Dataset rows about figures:
_ _ _ _ _

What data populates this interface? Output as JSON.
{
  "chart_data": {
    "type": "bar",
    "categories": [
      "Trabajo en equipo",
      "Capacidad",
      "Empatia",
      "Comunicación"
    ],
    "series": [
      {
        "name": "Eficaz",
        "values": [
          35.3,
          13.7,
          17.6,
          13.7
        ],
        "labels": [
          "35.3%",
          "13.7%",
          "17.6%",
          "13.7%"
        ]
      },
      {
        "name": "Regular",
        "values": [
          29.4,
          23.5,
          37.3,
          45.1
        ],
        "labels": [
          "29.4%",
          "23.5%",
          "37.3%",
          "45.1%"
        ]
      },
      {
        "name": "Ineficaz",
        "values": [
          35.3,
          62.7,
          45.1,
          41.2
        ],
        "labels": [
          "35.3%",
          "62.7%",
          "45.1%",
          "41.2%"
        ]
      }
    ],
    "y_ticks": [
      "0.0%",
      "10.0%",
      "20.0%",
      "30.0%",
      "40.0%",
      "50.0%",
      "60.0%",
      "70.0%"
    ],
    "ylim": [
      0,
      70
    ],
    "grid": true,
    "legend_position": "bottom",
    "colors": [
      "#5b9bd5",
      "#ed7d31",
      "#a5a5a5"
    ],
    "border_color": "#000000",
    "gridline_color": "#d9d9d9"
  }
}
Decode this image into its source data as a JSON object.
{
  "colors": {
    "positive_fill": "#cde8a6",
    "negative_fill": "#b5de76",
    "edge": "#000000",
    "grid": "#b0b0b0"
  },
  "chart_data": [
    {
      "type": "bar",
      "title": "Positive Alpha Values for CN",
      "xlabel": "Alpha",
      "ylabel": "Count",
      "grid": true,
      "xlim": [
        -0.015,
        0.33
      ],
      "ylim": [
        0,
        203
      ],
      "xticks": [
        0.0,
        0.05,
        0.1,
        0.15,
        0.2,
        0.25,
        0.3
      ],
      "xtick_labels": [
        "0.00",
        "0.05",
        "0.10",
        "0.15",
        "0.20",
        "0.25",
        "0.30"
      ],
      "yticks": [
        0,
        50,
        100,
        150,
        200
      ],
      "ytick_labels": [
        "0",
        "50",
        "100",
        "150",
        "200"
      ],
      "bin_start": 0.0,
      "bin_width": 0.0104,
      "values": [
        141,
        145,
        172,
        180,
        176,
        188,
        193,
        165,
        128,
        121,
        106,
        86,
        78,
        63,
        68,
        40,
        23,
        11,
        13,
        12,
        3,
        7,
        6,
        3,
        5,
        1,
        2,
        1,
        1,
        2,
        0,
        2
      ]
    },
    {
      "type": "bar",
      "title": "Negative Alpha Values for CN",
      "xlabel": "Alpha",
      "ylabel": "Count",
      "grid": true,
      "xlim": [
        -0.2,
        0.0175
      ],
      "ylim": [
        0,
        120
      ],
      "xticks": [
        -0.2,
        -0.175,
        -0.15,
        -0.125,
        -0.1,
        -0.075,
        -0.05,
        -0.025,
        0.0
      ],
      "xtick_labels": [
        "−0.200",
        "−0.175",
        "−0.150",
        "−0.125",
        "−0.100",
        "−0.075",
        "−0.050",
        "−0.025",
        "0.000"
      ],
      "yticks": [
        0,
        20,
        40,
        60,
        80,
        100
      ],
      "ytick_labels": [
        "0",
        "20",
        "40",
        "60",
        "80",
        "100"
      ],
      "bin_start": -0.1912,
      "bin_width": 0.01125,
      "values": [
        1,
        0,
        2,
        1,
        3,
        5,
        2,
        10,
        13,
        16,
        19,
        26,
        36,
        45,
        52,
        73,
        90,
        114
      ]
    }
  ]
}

_ _ _ _ _

▸ AIM OF THE TASK:
Repeat all of the records above exactly as they appear.

▸ SOLVED EXERCISE:
What data populates this interface? Output as JSON.
{
  "chart_data": {
    "type": "bar",
    "categories": [
      "Trabajo en equipo",
      "Capacidad",
      "Empatia",
      "Comunicación"
    ],
    "series": [
      {
        "name": "Eficaz",
        "values": [
          35.3,
          13.7,
          17.6,
          13.7
        ],
        "labels": [
          "35.3%",
          "13.7%",
          "17.6%",
          "13.7%"
        ]
      },
      {
        "name": "Regular",
        "values": [
          29.4,
          23.5,
          37.3,
          45.1
        ],
        "labels": [
          "29.4%",
          "23.5%",
          "37.3%",
          "45.1%"
        ]
      },
      {
        "name": "Ineficaz",
        "values": [
          35.3,
          62.7,
          45.1,
          41.2
        ],
        "labels": [
          "35.3%",
          "62.7%",
          "45.1%",
          "41.2%"
        ]
      }
    ],
    "y_ticks": [
      "0.0%",
      "10.0%",
      "20.0%",
      "30.0%",
      "40.0%",
      "50.0%",
      "60.0%",
      "70.0%"
    ],
    "ylim": [
      0,
      70
    ],
    "grid": true,
    "legend_position": "bottom",
    "colors": [
      "#5b9bd5",
      "#ed7d31",
      "#a5a5a5"
    ],
    "border_color": "#000000",
    "gridline_color": "#d9d9d9"
  }
}
Decode this image into its source data as a JSON object.
{
  "colors": {
    "positive_fill": "#cde8a6",
    "negative_fill": "#b5de76",
    "edge": "#000000",
    "grid": "#b0b0b0"
  },
  "chart_data": [
    {
      "type": "bar",
      "title": "Positive Alpha Values for CN",
      "xlabel": "Alpha",
      "ylabel": "Count",
      "grid": true,
      "xlim": [
        -0.015,
        0.33
      ],
      "ylim": [
        0,
        203
      ],
      "xticks": [
        0.0,
        0.05,
        0.1,
        0.15,
        0.2,
        0.25,
        0.3
      ],
      "xtick_labels": [
        "0.00",
        "0.05",
        "0.10",
        "0.15",
        "0.20",
        "0.25",
        "0.30"
      ],
      "yticks": [
        0,
        50,
        100,
        150,
        200
      ],
      "ytick_labels": [
        "0",
        "50",
        "100",
        "150",
        "200"
      ],
      "bin_start": 0.0,
      "bin_width": 0.0104,
      "values": [
        141,
        145,
        172,
        180,
        176,
        188,
        193,
        165,
        128,
        121,
        106,
        86,
        78,
        63,
        68,
        40,
        23,
        11,
        13,
        12,
        3,
        7,
        6,
        3,
        5,
        1,
        2,
        1,
        1,
        2,
        0,
        2
      ]
    },
    {
      "type": "bar",
      "title": "Negative Alpha Values for CN",
      "xlabel": "Alpha",
      "ylabel": "Count",
      "grid": true,
      "xlim": [
        -0.2,
        0.0175
      ],
      "ylim": [
        0,
        120
      ],
      "xticks": [
        -0.2,
        -0.175,
        -0.15,
        -0.125,
        -0.1,
        -0.075,
        -0.05,
        -0.025,
        0.0
      ],
      "xtick_labels": [
        "−0.200",
        "−0.175",
        "−0.150",
        "−0.125",
        "−0.100",
        "−0.075",
        "−0.050",
        "−0.025",
        "0.000"
      ],
      "yticks": [
        0,
        20,
        40,
        60,
        80,
        100
      ],
      "ytick_labels": [
        "0",
        "20",
        "40",
        "60",
        "80",
        "100"
      ],
      "bin_start": -0.1912,
      "bin_width": 0.01125,
      "values": [
        1,
        0,
        2,
        1,
        3,
        5,
        2,
        10,
        13,
        16,
        19,
        26,
        36,
        45,
        52,
        73,
        90,
        114
      ]
    }
  ]
}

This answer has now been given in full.